> WRITTEN PROBLEM:
Reproduce the full listing below unchanged, apart from the pictures.

> INFORMATION GIVEN:
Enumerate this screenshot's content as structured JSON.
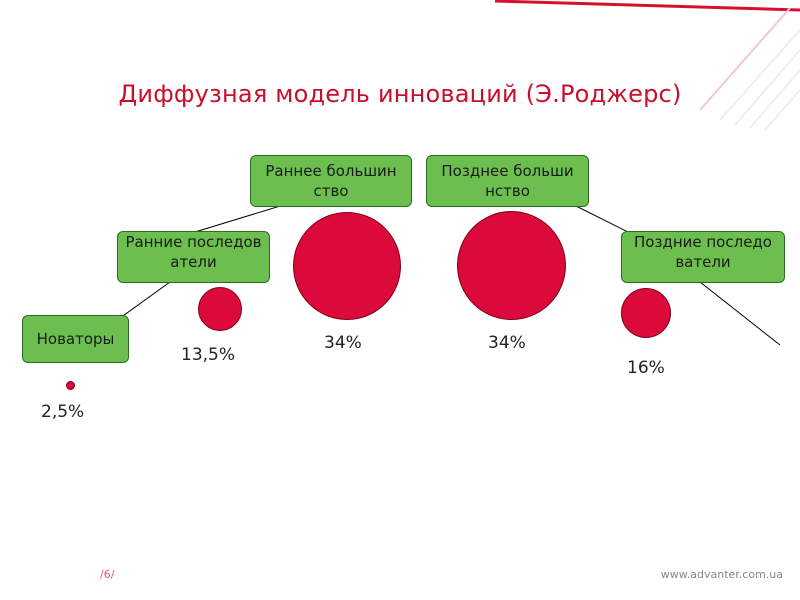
{
  "title": "Диффузная модель инноваций (Э.Роджерс)",
  "colors": {
    "accent": "#c8102e",
    "box_fill": "#6cbf4f",
    "circle_fill": "#dc0a3a"
  },
  "stages": [
    {
      "label": "Новаторы",
      "percent": "2,5%"
    },
    {
      "label": "Ранние последователи",
      "percent": "13,5%"
    },
    {
      "label": "Раннее большинство",
      "percent": "34%"
    },
    {
      "label": "Позднее большинство",
      "percent": "34%"
    },
    {
      "label": "Поздние последователи",
      "percent": "16%"
    }
  ],
  "footer": {
    "page": "/6/",
    "site": "www.advanter.com.ua"
  }
}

> TASK SOLUTION:
Enumerate this screenshot's content as structured JSON.
{
  "title": "Диффузная модель инноваций (Э.Роджерс)",
  "colors": {
    "accent": "#c8102e",
    "box_fill": "#6cbf4f",
    "circle_fill": "#dc0a3a"
  },
  "stages": [
    {
      "label": "Новаторы",
      "percent": "2,5%"
    },
    {
      "label": "Ранние последователи",
      "percent": "13,5%"
    },
    {
      "label": "Раннее большинство",
      "percent": "34%"
    },
    {
      "label": "Позднее большинство",
      "percent": "34%"
    },
    {
      "label": "Поздние последователи",
      "percent": "16%"
    }
  ],
  "footer": {
    "page": "/6/",
    "site": "www.advanter.com.ua"
  }
}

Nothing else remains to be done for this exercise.